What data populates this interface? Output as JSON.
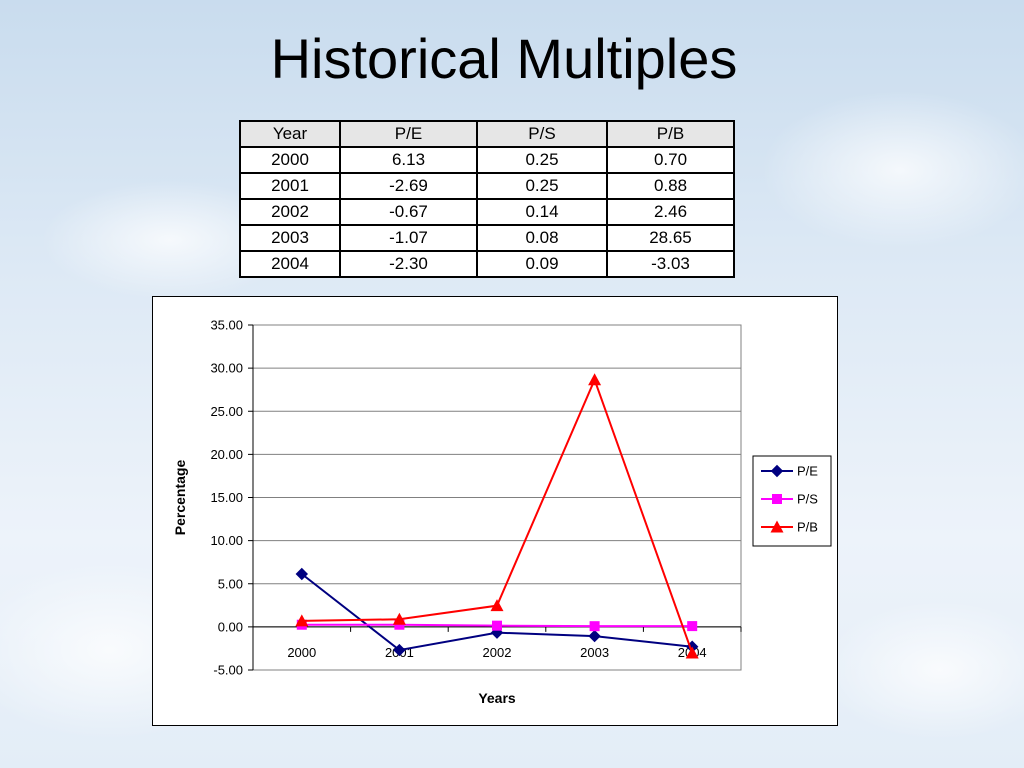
{
  "slide": {
    "title": "Historical Multiples"
  },
  "table": {
    "headers": [
      "Year",
      "P/E",
      "P/S",
      "P/B"
    ],
    "rows": [
      [
        "2000",
        "6.13",
        "0.25",
        "0.70"
      ],
      [
        "2001",
        "-2.69",
        "0.25",
        "0.88"
      ],
      [
        "2002",
        "-0.67",
        "0.14",
        "2.46"
      ],
      [
        "2003",
        "-1.07",
        "0.08",
        "28.65"
      ],
      [
        "2004",
        "-2.30",
        "0.09",
        "-3.03"
      ]
    ]
  },
  "chart_data": {
    "type": "line",
    "title": "",
    "xlabel": "Years",
    "ylabel": "Percentage",
    "categories": [
      "2000",
      "2001",
      "2002",
      "2003",
      "2004"
    ],
    "ylim": [
      -5,
      35
    ],
    "ystep": 5,
    "ytick_labels": [
      "-5.00",
      "0.00",
      "5.00",
      "10.00",
      "15.00",
      "20.00",
      "25.00",
      "30.00",
      "35.00"
    ],
    "grid": true,
    "legend_position": "right",
    "series": [
      {
        "name": "P/E",
        "values": [
          6.13,
          -2.69,
          -0.67,
          -1.07,
          -2.3
        ],
        "color": "#000080",
        "marker": "diamond"
      },
      {
        "name": "P/S",
        "values": [
          0.25,
          0.25,
          0.14,
          0.08,
          0.09
        ],
        "color": "#ff00ff",
        "marker": "square"
      },
      {
        "name": "P/B",
        "values": [
          0.7,
          0.88,
          2.46,
          28.65,
          -3.03
        ],
        "color": "#ff0000",
        "marker": "triangle"
      }
    ]
  }
}
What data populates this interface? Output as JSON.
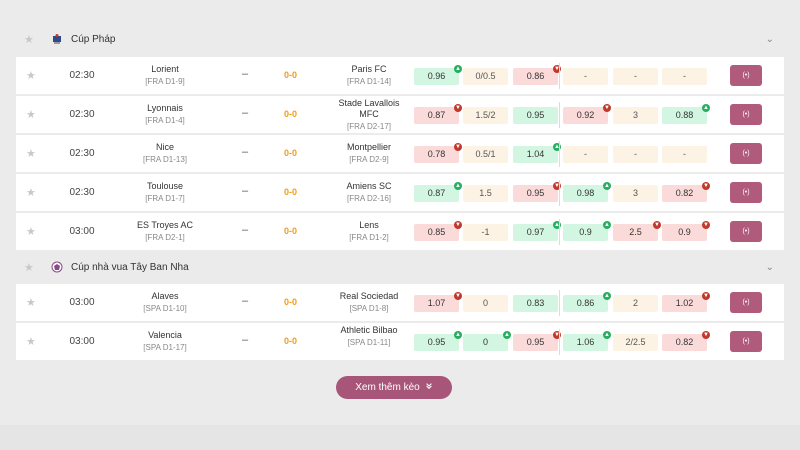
{
  "leagues": [
    {
      "name": "Cúp Pháp",
      "logo_icon": "french-cup-icon",
      "matches": [
        {
          "time": "02:30",
          "home": "Lorient",
          "home_info": "[FRA D1-9]",
          "dash": "–",
          "score": "0-0",
          "away": "Paris FC",
          "away_info": "[FRA D1-14]",
          "odds": [
            {
              "v": "0.96",
              "c": "g",
              "ind": "up"
            },
            {
              "v": "0/0.5",
              "c": "y",
              "ind": ""
            },
            {
              "v": "0.86",
              "c": "r",
              "ind": "down"
            },
            {
              "v": "-",
              "c": "y",
              "ind": ""
            },
            {
              "v": "-",
              "c": "y",
              "ind": ""
            },
            {
              "v": "-",
              "c": "y",
              "ind": ""
            }
          ]
        },
        {
          "time": "02:30",
          "home": "Lyonnais",
          "home_info": "[FRA D1-4]",
          "dash": "–",
          "score": "0-0",
          "away": "Stade Lavallois MFC",
          "away_info": "[FRA D2-17]",
          "odds": [
            {
              "v": "0.87",
              "c": "r",
              "ind": "down"
            },
            {
              "v": "1.5/2",
              "c": "y",
              "ind": ""
            },
            {
              "v": "0.95",
              "c": "g",
              "ind": ""
            },
            {
              "v": "0.92",
              "c": "r",
              "ind": "down"
            },
            {
              "v": "3",
              "c": "y",
              "ind": ""
            },
            {
              "v": "0.88",
              "c": "g",
              "ind": "up"
            }
          ]
        },
        {
          "time": "02:30",
          "home": "Nice",
          "home_info": "[FRA D1-13]",
          "dash": "–",
          "score": "0-0",
          "away": "Montpellier",
          "away_info": "[FRA D2-9]",
          "odds": [
            {
              "v": "0.78",
              "c": "r",
              "ind": "down"
            },
            {
              "v": "0.5/1",
              "c": "y",
              "ind": ""
            },
            {
              "v": "1.04",
              "c": "g",
              "ind": "up"
            },
            {
              "v": "-",
              "c": "y",
              "ind": ""
            },
            {
              "v": "-",
              "c": "y",
              "ind": ""
            },
            {
              "v": "-",
              "c": "y",
              "ind": ""
            }
          ]
        },
        {
          "time": "02:30",
          "home": "Toulouse",
          "home_info": "[FRA D1-7]",
          "dash": "–",
          "score": "0-0",
          "away": "Amiens SC",
          "away_info": "[FRA D2-16]",
          "odds": [
            {
              "v": "0.87",
              "c": "g",
              "ind": "up"
            },
            {
              "v": "1.5",
              "c": "y",
              "ind": ""
            },
            {
              "v": "0.95",
              "c": "r",
              "ind": "down"
            },
            {
              "v": "0.98",
              "c": "g",
              "ind": "up"
            },
            {
              "v": "3",
              "c": "y",
              "ind": ""
            },
            {
              "v": "0.82",
              "c": "r",
              "ind": "down"
            }
          ]
        },
        {
          "time": "03:00",
          "home": "ES Troyes AC",
          "home_info": "[FRA D2-1]",
          "dash": "–",
          "score": "0-0",
          "away": "Lens",
          "away_info": "[FRA D1-2]",
          "odds": [
            {
              "v": "0.85",
              "c": "r",
              "ind": "down"
            },
            {
              "v": "-1",
              "c": "y",
              "ind": ""
            },
            {
              "v": "0.97",
              "c": "g",
              "ind": "up"
            },
            {
              "v": "0.9",
              "c": "g",
              "ind": "up"
            },
            {
              "v": "2.5",
              "c": "r",
              "ind": "down"
            },
            {
              "v": "0.9",
              "c": "r",
              "ind": "down"
            }
          ]
        }
      ]
    },
    {
      "name": "Cúp nhà vua Tây Ban Nha",
      "logo_icon": "copa-del-rey-icon",
      "matches": [
        {
          "time": "03:00",
          "home": "Alaves",
          "home_info": "[SPA D1-10]",
          "dash": "–",
          "score": "0-0",
          "away": "Real Sociedad",
          "away_info": "[SPA D1-8]",
          "odds": [
            {
              "v": "1.07",
              "c": "r",
              "ind": "down"
            },
            {
              "v": "0",
              "c": "y",
              "ind": ""
            },
            {
              "v": "0.83",
              "c": "g",
              "ind": ""
            },
            {
              "v": "0.86",
              "c": "g",
              "ind": "up"
            },
            {
              "v": "2",
              "c": "y",
              "ind": ""
            },
            {
              "v": "1.02",
              "c": "r",
              "ind": "down"
            }
          ]
        },
        {
          "time": "03:00",
          "home": "Valencia",
          "home_info": "[SPA D1-17]",
          "dash": "–",
          "score": "0-0",
          "away": "Athletic Bilbao",
          "away_info": "[SPA D1-11]",
          "odds": [
            {
              "v": "0.95",
              "c": "g",
              "ind": "up"
            },
            {
              "v": "0",
              "c": "g",
              "ind": "up"
            },
            {
              "v": "0.95",
              "c": "r",
              "ind": "down"
            },
            {
              "v": "1.06",
              "c": "g",
              "ind": "up"
            },
            {
              "v": "2/2.5",
              "c": "y",
              "ind": ""
            },
            {
              "v": "0.82",
              "c": "r",
              "ind": "down"
            }
          ]
        }
      ]
    }
  ],
  "live_button_label": "(•)",
  "more_button": {
    "label": "Xem thêm kèo",
    "icon": "double-chevron-down-icon"
  },
  "colors": {
    "accent": "#a8557a",
    "odds_green": "#d3f6e2",
    "odds_red": "#fbdada",
    "odds_neutral": "#fdf3e4",
    "score": "#f39c12"
  }
}
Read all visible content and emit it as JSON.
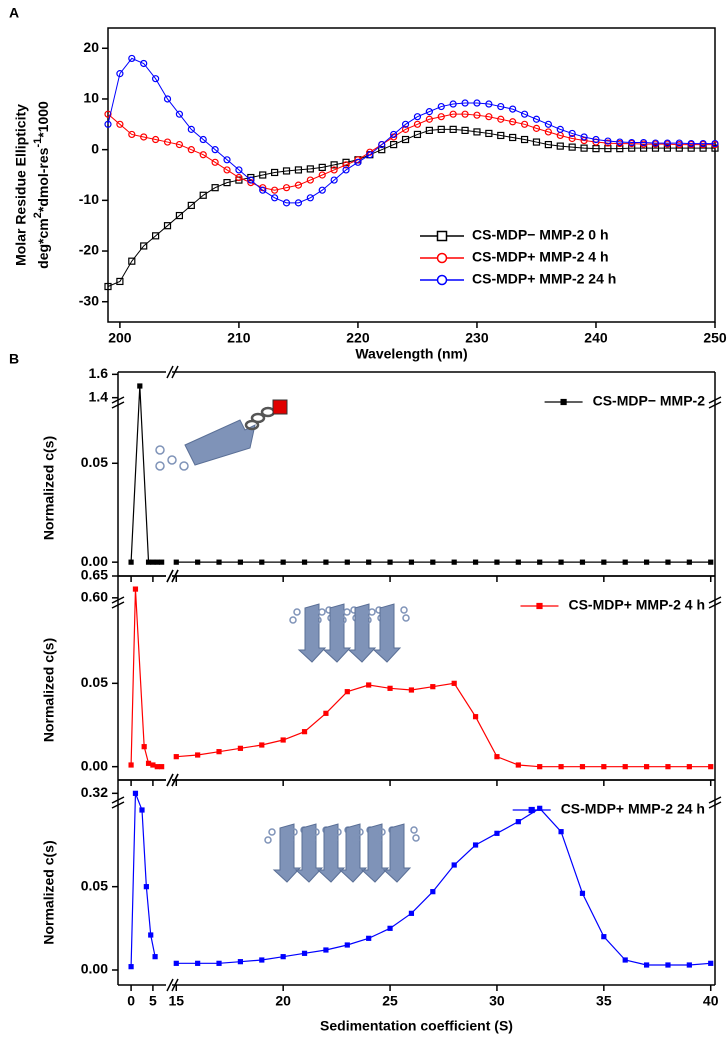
{
  "chart_data": [
    {
      "type": "line",
      "panel_label": "A",
      "x_label": "Wavelength (nm)",
      "y_label": [
        "Molar Residue Ellipticity",
        [
          "deg*cm",
          "2",
          "*dmol-res",
          "-1",
          "*1000"
        ]
      ],
      "xlim": [
        199,
        250
      ],
      "xticks": [
        200,
        210,
        220,
        230,
        240,
        250
      ],
      "ylim": [
        -34,
        24
      ],
      "yticks": [
        -30,
        -20,
        -10,
        0,
        10,
        20
      ],
      "legend": "lower right",
      "x": [
        199,
        200,
        201,
        202,
        203,
        204,
        205,
        206,
        207,
        208,
        209,
        210,
        211,
        212,
        213,
        214,
        215,
        216,
        217,
        218,
        219,
        220,
        221,
        222,
        223,
        224,
        225,
        226,
        227,
        228,
        229,
        230,
        231,
        232,
        233,
        234,
        235,
        236,
        237,
        238,
        239,
        240,
        241,
        242,
        243,
        244,
        245,
        246,
        247,
        248,
        249,
        250
      ],
      "series": [
        {
          "name": "CS-MDP− MMP-2 0 h",
          "color": "#000000",
          "marker": "square",
          "values": [
            -27,
            -26,
            -22,
            -19,
            -17,
            -15,
            -13,
            -11,
            -9,
            -7.5,
            -6.5,
            -6,
            -5.5,
            -5,
            -4.5,
            -4.2,
            -4,
            -3.8,
            -3.5,
            -3,
            -2.5,
            -2,
            -1,
            0,
            1,
            2,
            3,
            3.8,
            4,
            4,
            3.8,
            3.5,
            3.2,
            2.8,
            2.4,
            2,
            1.5,
            1,
            0.7,
            0.5,
            0.3,
            0.2,
            0.2,
            0.2,
            0.3,
            0.3,
            0.3,
            0.3,
            0.3,
            0.3,
            0.3,
            0.3
          ]
        },
        {
          "name": "CS-MDP+ MMP-2 4 h",
          "color": "#ff0000",
          "marker": "circle",
          "values": [
            7,
            5,
            3,
            2.5,
            2,
            1.5,
            1,
            0,
            -1,
            -2.5,
            -4,
            -5.5,
            -6.5,
            -7.5,
            -8,
            -7.5,
            -7,
            -6,
            -5,
            -4,
            -3,
            -2,
            -0.5,
            1,
            2.5,
            4,
            5,
            6,
            6.5,
            7,
            7,
            6.8,
            6.5,
            6,
            5.5,
            5,
            4.2,
            3.5,
            2.8,
            2.2,
            1.8,
            1.5,
            1.3,
            1.2,
            1.2,
            1.1,
            1.1,
            1.1,
            1,
            1,
            1,
            1
          ]
        },
        {
          "name": "CS-MDP+ MMP-2 24 h",
          "color": "#0000ff",
          "marker": "circle",
          "values": [
            5,
            15,
            18,
            17,
            14,
            10,
            7,
            4,
            2,
            0,
            -2,
            -4,
            -6,
            -8,
            -9.5,
            -10.5,
            -10.5,
            -9.5,
            -8,
            -6,
            -4,
            -2.5,
            -1,
            1,
            3,
            5,
            6.5,
            7.5,
            8.5,
            9,
            9.2,
            9.2,
            9,
            8.5,
            8,
            7,
            6,
            5,
            4,
            3.2,
            2.5,
            2,
            1.7,
            1.5,
            1.4,
            1.4,
            1.3,
            1.3,
            1.3,
            1.2,
            1.2,
            1.2
          ]
        }
      ]
    },
    {
      "type": "line",
      "panel_label": "B",
      "y_label": "Normalized c(s)",
      "y_segments": [
        {
          "lim": [
            -0.007,
            0.082
          ],
          "ticks": [
            {
              "value": 0,
              "label": "0.00"
            },
            0.05
          ]
        },
        {
          "lim": [
            1.38,
            1.62
          ],
          "ticks": [
            1.4,
            1.6
          ]
        }
      ],
      "series": [
        {
          "name": "CS-MDP− MMP-2",
          "color": "#000000",
          "x": [
            0,
            2,
            4,
            5,
            6,
            7,
            15,
            16,
            17,
            18,
            19,
            20,
            21,
            22,
            23,
            24,
            25,
            26,
            27,
            28,
            29,
            30,
            31,
            32,
            33,
            34,
            35,
            36,
            37,
            38,
            39,
            40
          ],
          "values": [
            0,
            1.5,
            0,
            0,
            0,
            0,
            0,
            0,
            0,
            0,
            0,
            0,
            0,
            0,
            0,
            0,
            0,
            0,
            0,
            0,
            0,
            0,
            0,
            0,
            0,
            0,
            0,
            0,
            0,
            0,
            0,
            0
          ]
        }
      ]
    },
    {
      "type": "line",
      "y_label": "Normalized c(s)",
      "y_segments": [
        {
          "lim": [
            -0.008,
            0.1
          ],
          "ticks": [
            {
              "value": 0,
              "label": "0.00"
            },
            0.05
          ]
        },
        {
          "lim": [
            0.595,
            0.65
          ],
          "ticks": [
            {
              "value": 0.6,
              "label": "0.60"
            },
            0.65
          ]
        }
      ],
      "series": [
        {
          "name": "CS-MDP+ MMP-2 4 h",
          "color": "#ff0000",
          "x": [
            0,
            1,
            3,
            4,
            5,
            6,
            7,
            15,
            16,
            17,
            18,
            19,
            20,
            21,
            22,
            23,
            24,
            25,
            26,
            27,
            28,
            29,
            30,
            31,
            32,
            33,
            34,
            35,
            36,
            37,
            38,
            39,
            40
          ],
          "values": [
            0.001,
            0.62,
            0.012,
            0.002,
            0.001,
            0,
            0,
            0.006,
            0.007,
            0.009,
            0.011,
            0.013,
            0.016,
            0.021,
            0.032,
            0.045,
            0.049,
            0.047,
            0.046,
            0.048,
            0.05,
            0.03,
            0.006,
            0.001,
            0,
            0,
            0,
            0,
            0,
            0,
            0,
            0,
            0
          ]
        }
      ]
    },
    {
      "type": "line",
      "y_label": "Normalized c(s)",
      "x_label": "Sedimentation coefficient (S)",
      "x_segments": [
        {
          "lim": [
            -3,
            8
          ],
          "ticks": [
            0,
            5
          ]
        },
        {
          "lim": [
            14.8,
            40.2
          ],
          "ticks": [
            15,
            20,
            25,
            30,
            35,
            40
          ]
        }
      ],
      "y_segments": [
        {
          "lim": [
            -0.009,
            0.102
          ],
          "ticks": [
            {
              "value": 0,
              "label": "0.00"
            },
            0.05
          ]
        },
        {
          "lim": [
            0.315,
            0.33
          ],
          "ticks": [
            0.32
          ]
        }
      ],
      "series": [
        {
          "name": "CS-MDP+ MMP-2 24 h",
          "color": "#0000ff",
          "x": [
            0,
            1,
            2.5,
            3.5,
            4.5,
            5.5,
            15,
            16,
            17,
            18,
            19,
            20,
            21,
            22,
            23,
            24,
            25,
            26,
            27,
            28,
            29,
            30,
            31,
            32,
            33,
            34,
            35,
            36,
            37,
            38,
            39,
            40
          ],
          "values": [
            0.002,
            0.32,
            0.096,
            0.05,
            0.021,
            0.008,
            0.004,
            0.004,
            0.004,
            0.005,
            0.006,
            0.008,
            0.01,
            0.012,
            0.015,
            0.019,
            0.025,
            0.034,
            0.047,
            0.063,
            0.075,
            0.082,
            0.089,
            0.097,
            0.083,
            0.046,
            0.02,
            0.006,
            0.003,
            0.003,
            0.003,
            0.004
          ]
        }
      ]
    }
  ]
}
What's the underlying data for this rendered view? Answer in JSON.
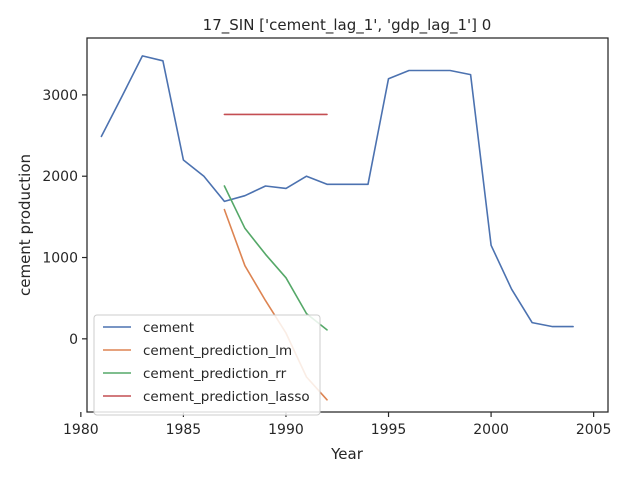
{
  "chart_data": {
    "type": "line",
    "title": "17_SIN ['cement_lag_1', 'gdp_lag_1'] 0",
    "xlabel": "Year",
    "ylabel": "cement production",
    "xlim": [
      1980.3,
      2005.7
    ],
    "ylim": [
      -900,
      3700
    ],
    "xticks": [
      1980,
      1985,
      1990,
      1995,
      2000,
      2005
    ],
    "yticks": [
      0,
      1000,
      2000,
      3000
    ],
    "grid": false,
    "legend_position": "lower-left",
    "series": [
      {
        "name": "cement",
        "color": "#4c72b0",
        "x": [
          1981,
          1982,
          1983,
          1984,
          1985,
          1986,
          1987,
          1988,
          1989,
          1990,
          1991,
          1992,
          1993,
          1994,
          1995,
          1996,
          1997,
          1998,
          1999,
          2000,
          2001,
          2002,
          2003,
          2004
        ],
        "y": [
          2490,
          2980,
          3480,
          3420,
          2200,
          2000,
          1690,
          1760,
          1880,
          1850,
          2000,
          1900,
          1900,
          1900,
          3200,
          3300,
          3300,
          3300,
          3250,
          1150,
          610,
          200,
          150,
          150
        ]
      },
      {
        "name": "cement_prediction_lm",
        "color": "#dd8452",
        "x": [
          1987,
          1988,
          1989,
          1990,
          1991,
          1992
        ],
        "y": [
          1590,
          900,
          470,
          70,
          -470,
          -750
        ]
      },
      {
        "name": "cement_prediction_rr",
        "color": "#55a868",
        "x": [
          1987,
          1988,
          1989,
          1990,
          1991,
          1992
        ],
        "y": [
          1880,
          1360,
          1040,
          750,
          310,
          110
        ]
      },
      {
        "name": "cement_prediction_lasso",
        "color": "#c44e52",
        "x": [
          1987,
          1988,
          1989,
          1990,
          1991,
          1992
        ],
        "y": [
          2760,
          2760,
          2760,
          2760,
          2760,
          2760
        ]
      }
    ]
  }
}
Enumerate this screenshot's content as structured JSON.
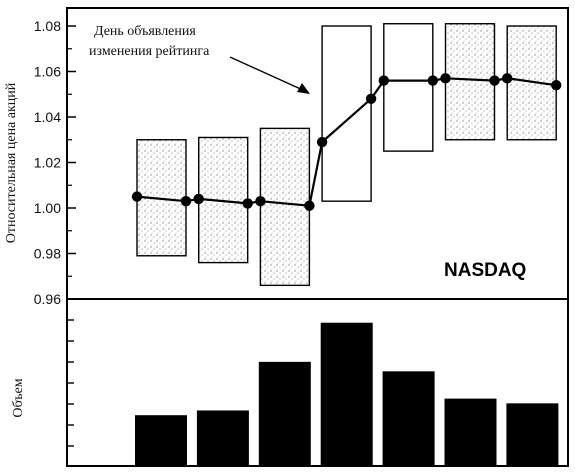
{
  "chart_data": [
    {
      "type": "line",
      "ylabel": "Относительная цена акций",
      "ylim": [
        0.96,
        1.09
      ],
      "yticks": [
        0.96,
        0.98,
        1.0,
        1.02,
        1.04,
        1.06,
        1.08
      ],
      "ytick_labels": [
        "0.96",
        "0.98",
        "1.00",
        "1.02",
        "1.04",
        "1.06",
        "1.08"
      ],
      "grid": false,
      "boxes": [
        {
          "low": 0.979,
          "high": 1.03,
          "pattern": "stipple"
        },
        {
          "low": 0.976,
          "high": 1.031,
          "pattern": "stipple"
        },
        {
          "low": 0.966,
          "high": 1.035,
          "pattern": "stipple"
        },
        {
          "low": 1.003,
          "high": 1.08,
          "pattern": "plain"
        },
        {
          "low": 1.025,
          "high": 1.081,
          "pattern": "plain"
        },
        {
          "low": 1.03,
          "high": 1.081,
          "pattern": "stipple"
        },
        {
          "low": 1.03,
          "high": 1.08,
          "pattern": "stipple"
        }
      ],
      "series": [
        {
          "values": [
            1.005,
            1.003,
            1.004,
            1.002,
            1.003,
            1.001,
            1.029,
            1.048,
            1.056,
            1.056,
            1.057,
            1.056,
            1.057,
            1.054
          ]
        }
      ],
      "annotation": {
        "lines": [
          "День объявления",
          "изменения рейтинга"
        ]
      },
      "watermark_text": "NASDAQ"
    },
    {
      "type": "bar",
      "ylabel": "Объем",
      "values": [
        42,
        46,
        87,
        120,
        79,
        56,
        52
      ],
      "ylim": [
        0,
        140
      ]
    }
  ],
  "colors": {
    "ink": "#000000",
    "box_fill": "#ffffff",
    "stipple": "#8a8a8a"
  }
}
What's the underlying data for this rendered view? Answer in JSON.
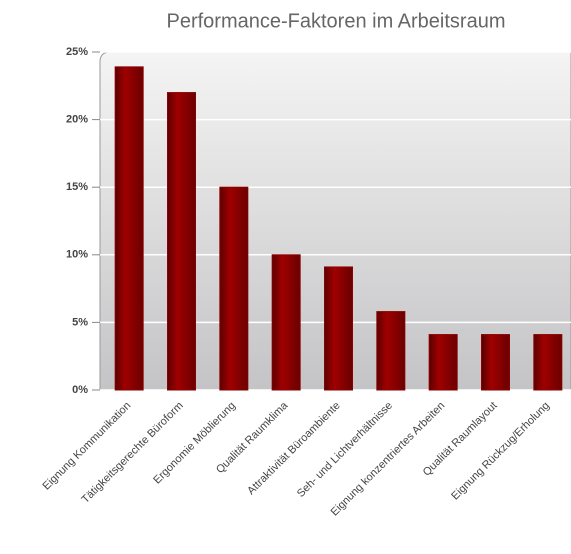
{
  "chart_data": {
    "type": "bar",
    "title": "Performance-Faktoren im Arbeitsraum",
    "categories": [
      "Eignung Kommunikation",
      "Tätigkeitsgerechte Büroform",
      "Ergonomie Möblierung",
      "Qualität Raumklima",
      "Attraktivität Büroambiente",
      "Seh- und Lichtverhältnisse",
      "Eignung konzentriertes Arbeiten",
      "Qualität Raumlayout",
      "Eignung Rückzug/Erholung"
    ],
    "values": [
      23.9,
      22,
      15,
      10,
      9.1,
      5.8,
      4.1,
      4.1,
      4.1
    ],
    "color": "#8b0000",
    "ylim": [
      0,
      25
    ],
    "yticks": [
      {
        "value": 0,
        "label": "0%"
      },
      {
        "value": 5,
        "label": "5%"
      },
      {
        "value": 10,
        "label": "10%"
      },
      {
        "value": 15,
        "label": "15%"
      },
      {
        "value": 20,
        "label": "20%"
      },
      {
        "value": 25,
        "label": "25%"
      }
    ],
    "grid": true
  }
}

The problem: Identify the lines in the entries that hold "content" and return each one.

Answer to this task:
Read all visible content and emit it as JSON.
Enumerate this screenshot's content as structured JSON.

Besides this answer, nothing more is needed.